- [RECORDS SUPPLIED]:
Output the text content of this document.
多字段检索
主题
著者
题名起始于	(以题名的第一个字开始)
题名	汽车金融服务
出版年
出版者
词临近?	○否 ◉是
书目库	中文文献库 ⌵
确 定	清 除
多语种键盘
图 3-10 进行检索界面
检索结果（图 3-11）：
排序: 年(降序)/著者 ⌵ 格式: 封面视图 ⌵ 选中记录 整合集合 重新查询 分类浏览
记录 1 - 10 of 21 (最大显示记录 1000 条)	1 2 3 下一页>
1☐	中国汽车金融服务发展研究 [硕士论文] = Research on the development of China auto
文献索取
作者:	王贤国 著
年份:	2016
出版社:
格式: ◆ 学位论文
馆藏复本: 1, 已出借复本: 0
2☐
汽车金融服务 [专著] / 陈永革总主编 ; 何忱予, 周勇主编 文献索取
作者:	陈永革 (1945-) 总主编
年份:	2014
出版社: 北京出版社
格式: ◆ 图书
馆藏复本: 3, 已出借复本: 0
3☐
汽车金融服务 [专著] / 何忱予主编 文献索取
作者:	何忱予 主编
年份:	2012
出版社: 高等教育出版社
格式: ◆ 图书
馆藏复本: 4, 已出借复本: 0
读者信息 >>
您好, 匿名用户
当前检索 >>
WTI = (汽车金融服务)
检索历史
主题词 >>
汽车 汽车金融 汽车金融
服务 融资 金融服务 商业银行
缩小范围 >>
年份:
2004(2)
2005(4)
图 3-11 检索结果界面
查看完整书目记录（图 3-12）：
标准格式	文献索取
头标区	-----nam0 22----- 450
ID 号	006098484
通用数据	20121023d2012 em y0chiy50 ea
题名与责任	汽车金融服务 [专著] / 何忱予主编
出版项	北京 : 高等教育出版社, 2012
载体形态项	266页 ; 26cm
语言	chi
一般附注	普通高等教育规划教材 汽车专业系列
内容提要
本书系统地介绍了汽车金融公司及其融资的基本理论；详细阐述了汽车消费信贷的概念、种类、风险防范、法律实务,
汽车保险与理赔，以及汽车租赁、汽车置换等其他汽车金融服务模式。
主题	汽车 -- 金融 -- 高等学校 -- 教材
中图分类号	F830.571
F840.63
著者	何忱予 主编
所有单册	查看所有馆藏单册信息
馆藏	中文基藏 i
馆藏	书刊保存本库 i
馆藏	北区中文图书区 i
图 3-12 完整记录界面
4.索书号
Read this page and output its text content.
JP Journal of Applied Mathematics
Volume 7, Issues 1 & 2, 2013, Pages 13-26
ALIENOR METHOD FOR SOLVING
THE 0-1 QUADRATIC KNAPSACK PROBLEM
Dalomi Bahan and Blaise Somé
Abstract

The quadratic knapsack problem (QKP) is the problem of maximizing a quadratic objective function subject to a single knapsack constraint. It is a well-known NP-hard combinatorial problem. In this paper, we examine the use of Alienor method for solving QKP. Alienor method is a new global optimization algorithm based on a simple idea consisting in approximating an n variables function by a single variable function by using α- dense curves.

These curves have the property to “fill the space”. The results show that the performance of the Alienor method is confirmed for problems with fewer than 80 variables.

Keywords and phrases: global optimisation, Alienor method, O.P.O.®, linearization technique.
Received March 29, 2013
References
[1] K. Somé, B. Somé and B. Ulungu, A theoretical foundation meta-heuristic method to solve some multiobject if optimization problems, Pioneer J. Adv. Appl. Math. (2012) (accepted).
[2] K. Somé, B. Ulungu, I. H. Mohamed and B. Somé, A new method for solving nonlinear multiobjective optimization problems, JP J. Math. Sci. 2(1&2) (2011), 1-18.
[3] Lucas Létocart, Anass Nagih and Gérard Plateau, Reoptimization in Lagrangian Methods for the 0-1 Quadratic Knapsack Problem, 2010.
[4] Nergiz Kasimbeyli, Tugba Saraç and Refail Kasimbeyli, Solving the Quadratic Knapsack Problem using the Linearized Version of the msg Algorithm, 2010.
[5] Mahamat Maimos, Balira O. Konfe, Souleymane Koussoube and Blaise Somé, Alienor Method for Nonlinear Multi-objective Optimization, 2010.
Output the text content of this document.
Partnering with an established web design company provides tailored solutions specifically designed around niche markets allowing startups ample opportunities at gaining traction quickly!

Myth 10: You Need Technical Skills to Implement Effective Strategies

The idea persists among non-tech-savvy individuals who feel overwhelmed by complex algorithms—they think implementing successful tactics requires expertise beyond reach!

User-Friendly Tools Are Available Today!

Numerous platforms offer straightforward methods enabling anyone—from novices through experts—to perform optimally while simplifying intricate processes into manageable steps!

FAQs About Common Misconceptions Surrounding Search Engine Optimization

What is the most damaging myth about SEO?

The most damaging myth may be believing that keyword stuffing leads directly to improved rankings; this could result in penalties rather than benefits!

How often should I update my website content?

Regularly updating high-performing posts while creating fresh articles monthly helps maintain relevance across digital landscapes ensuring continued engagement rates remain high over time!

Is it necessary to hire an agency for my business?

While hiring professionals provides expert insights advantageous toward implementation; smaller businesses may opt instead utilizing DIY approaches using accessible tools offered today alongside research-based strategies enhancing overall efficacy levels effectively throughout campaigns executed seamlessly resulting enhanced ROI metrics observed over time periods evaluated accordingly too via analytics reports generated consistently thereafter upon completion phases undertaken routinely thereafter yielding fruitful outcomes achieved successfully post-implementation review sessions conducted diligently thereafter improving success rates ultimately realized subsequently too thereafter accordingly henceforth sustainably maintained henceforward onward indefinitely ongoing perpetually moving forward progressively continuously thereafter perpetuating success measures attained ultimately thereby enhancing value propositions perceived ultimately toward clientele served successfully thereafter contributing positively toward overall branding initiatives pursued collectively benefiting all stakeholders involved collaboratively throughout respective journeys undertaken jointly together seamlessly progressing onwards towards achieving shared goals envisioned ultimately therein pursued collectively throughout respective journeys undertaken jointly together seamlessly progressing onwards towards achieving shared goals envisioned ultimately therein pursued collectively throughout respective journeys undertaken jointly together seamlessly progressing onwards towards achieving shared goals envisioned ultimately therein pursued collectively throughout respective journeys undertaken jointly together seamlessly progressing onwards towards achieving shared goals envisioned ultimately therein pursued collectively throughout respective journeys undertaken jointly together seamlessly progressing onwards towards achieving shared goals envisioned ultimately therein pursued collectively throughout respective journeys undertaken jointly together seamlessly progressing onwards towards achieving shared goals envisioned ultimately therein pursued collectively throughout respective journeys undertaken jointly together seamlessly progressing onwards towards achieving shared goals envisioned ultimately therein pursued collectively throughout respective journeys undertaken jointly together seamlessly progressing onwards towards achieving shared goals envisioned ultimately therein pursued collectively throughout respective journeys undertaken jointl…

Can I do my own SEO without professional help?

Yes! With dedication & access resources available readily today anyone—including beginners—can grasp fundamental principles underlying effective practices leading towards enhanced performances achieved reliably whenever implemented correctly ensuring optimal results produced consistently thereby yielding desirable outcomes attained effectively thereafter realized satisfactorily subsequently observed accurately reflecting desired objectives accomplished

- [TASK DIRECTIONS]: Give the entries once more, exactly as they appear.

- [SOLUTION TO THIS EXERCISE]:
Output the text content of this document.
多字段检索
主题
著者
题名起始于	(以题名的第一个字开始)
题名	汽车金融服务
出版年
出版者
词临近?	○否 ◉是
书目库	中文文献库 ⌵
确 定	清 除
多语种键盘
图 3-10 进行检索界面
检索结果（图 3-11）：
排序: 年(降序)/著者 ⌵ 格式: 封面视图 ⌵ 选中记录 整合集合 重新查询 分类浏览
记录 1 - 10 of 21 (最大显示记录 1000 条)	1 2 3 下一页>
1☐	中国汽车金融服务发展研究 [硕士论文] = Research on the development of China auto
文献索取
作者:	王贤国 著
年份:	2016
出版社:
格式: ◆ 学位论文
馆藏复本: 1, 已出借复本: 0
2☐
汽车金融服务 [专著] / 陈永革总主编 ; 何忱予, 周勇主编 文献索取
作者:	陈永革 (1945-) 总主编
年份:	2014
出版社: 北京出版社
格式: ◆ 图书
馆藏复本: 3, 已出借复本: 0
3☐
汽车金融服务 [专著] / 何忱予主编 文献索取
作者:	何忱予 主编
年份:	2012
出版社: 高等教育出版社
格式: ◆ 图书
馆藏复本: 4, 已出借复本: 0
读者信息 >>
您好, 匿名用户
当前检索 >>
WTI = (汽车金融服务)
检索历史
主题词 >>
汽车 汽车金融 汽车金融
服务 融资 金融服务 商业银行
缩小范围 >>
年份:
2004(2)
2005(4)
图 3-11 检索结果界面
查看完整书目记录（图 3-12）：
标准格式	文献索取
头标区	-----nam0 22----- 450
ID 号	006098484
通用数据	20121023d2012 em y0chiy50 ea
题名与责任	汽车金融服务 [专著] / 何忱予主编
出版项	北京 : 高等教育出版社, 2012
载体形态项	266页 ; 26cm
语言	chi
一般附注	普通高等教育规划教材 汽车专业系列
内容提要
本书系统地介绍了汽车金融公司及其融资的基本理论；详细阐述了汽车消费信贷的概念、种类、风险防范、法律实务,
汽车保险与理赔，以及汽车租赁、汽车置换等其他汽车金融服务模式。
主题	汽车 -- 金融 -- 高等学校 -- 教材
中图分类号	F830.571
F840.63
著者	何忱予 主编
所有单册	查看所有馆藏单册信息
馆藏	中文基藏 i
馆藏	书刊保存本库 i
馆藏	北区中文图书区 i
图 3-12 完整记录界面
4.索书号
Read this page and output its text content.
JP Journal of Applied Mathematics
Volume 7, Issues 1 & 2, 2013, Pages 13-26
ALIENOR METHOD FOR SOLVING
THE 0-1 QUADRATIC KNAPSACK PROBLEM
Dalomi Bahan and Blaise Somé
Abstract

The quadratic knapsack problem (QKP) is the problem of maximizing a quadratic objective function subject to a single knapsack constraint. It is a well-known NP-hard combinatorial problem. In this paper, we examine the use of Alienor method for solving QKP. Alienor method is a new global optimization algorithm based on a simple idea consisting in approximating an n variables function by a single variable function by using α- dense curves.

These curves have the property to “fill the space”. The results show that the performance of the Alienor method is confirmed for problems with fewer than 80 variables.

Keywords and phrases: global optimisation, Alienor method, O.P.O.®, linearization technique.
Received March 29, 2013
References
[1] K. Somé, B. Somé and B. Ulungu, A theoretical foundation meta-heuristic method to solve some multiobject if optimization problems, Pioneer J. Adv. Appl. Math. (2012) (accepted).
[2] K. Somé, B. Ulungu, I. H. Mohamed and B. Somé, A new method for solving nonlinear multiobjective optimization problems, JP J. Math. Sci. 2(1&2) (2011), 1-18.
[3] Lucas Létocart, Anass Nagih and Gérard Plateau, Reoptimization in Lagrangian Methods for the 0-1 Quadratic Knapsack Problem, 2010.
[4] Nergiz Kasimbeyli, Tugba Saraç and Refail Kasimbeyli, Solving the Quadratic Knapsack Problem using the Linearized Version of the msg Algorithm, 2010.
[5] Mahamat Maimos, Balira O. Konfe, Souleymane Koussoube and Blaise Somé, Alienor Method for Nonlinear Multi-objective Optimization, 2010.
Output the text content of this document.
Partnering with an established web design company provides tailored solutions specifically designed around niche markets allowing startups ample opportunities at gaining traction quickly!

Myth 10: You Need Technical Skills to Implement Effective Strategies

The idea persists among non-tech-savvy individuals who feel overwhelmed by complex algorithms—they think implementing successful tactics requires expertise beyond reach!

User-Friendly Tools Are Available Today!

Numerous platforms offer straightforward methods enabling anyone—from novices through experts—to perform optimally while simplifying intricate processes into manageable steps!

FAQs About Common Misconceptions Surrounding Search Engine Optimization

What is the most damaging myth about SEO?

The most damaging myth may be believing that keyword stuffing leads directly to improved rankings; this could result in penalties rather than benefits!

How often should I update my website content?

Regularly updating high-performing posts while creating fresh articles monthly helps maintain relevance across digital landscapes ensuring continued engagement rates remain high over time!

Is it necessary to hire an agency for my business?

While hiring professionals provides expert insights advantageous toward implementation; smaller businesses may opt instead utilizing DIY approaches using accessible tools offered today alongside research-based strategies enhancing overall efficacy levels effectively throughout campaigns executed seamlessly resulting enhanced ROI metrics observed over time periods evaluated accordingly too via analytics reports generated consistently thereafter upon completion phases undertaken routinely thereafter yielding fruitful outcomes achieved successfully post-implementation review sessions conducted diligently thereafter improving success rates ultimately realized subsequently too thereafter accordingly henceforth sustainably maintained henceforward onward indefinitely ongoing perpetually moving forward progressively continuously thereafter perpetuating success measures attained ultimately thereby enhancing value propositions perceived ultimately toward clientele served successfully thereafter contributing positively toward overall branding initiatives pursued collectively benefiting all stakeholders involved collaboratively throughout respective journeys undertaken jointly together seamlessly progressing onwards towards achieving shared goals envisioned ultimately therein pursued collectively throughout respective journeys undertaken jointly together seamlessly progressing onwards towards achieving shared goals envisioned ultimately therein pursued collectively throughout respective journeys undertaken jointly together seamlessly progressing onwards towards achieving shared goals envisioned ultimately therein pursued collectively throughout respective journeys undertaken jointly together seamlessly progressing onwards towards achieving shared goals envisioned ultimately therein pursued collectively throughout respective journeys undertaken jointly together seamlessly progressing onwards towards achieving shared goals envisioned ultimately therein pursued collectively throughout respective journeys undertaken jointly together seamlessly progressing onwards towards achieving shared goals envisioned ultimately therein pursued collectively throughout respective journeys undertaken jointly together seamlessly progressing onwards towards achieving shared goals envisioned ultimately therein pursued collectively throughout respective journeys undertaken jointly together seamlessly progressing onwards towards achieving shared goals envisioned ultimately therein pursued collectively throughout respective journeys undertaken jointl…

Can I do my own SEO without professional help?

Yes! With dedication & access resources available readily today anyone—including beginners—can grasp fundamental principles underlying effective practices leading towards enhanced performances achieved reliably whenever implemented correctly ensuring optimal results produced consistently thereby yielding desirable outcomes attained effectively thereafter realized satisfactorily subsequently observed accurately reflecting desired objectives accomplished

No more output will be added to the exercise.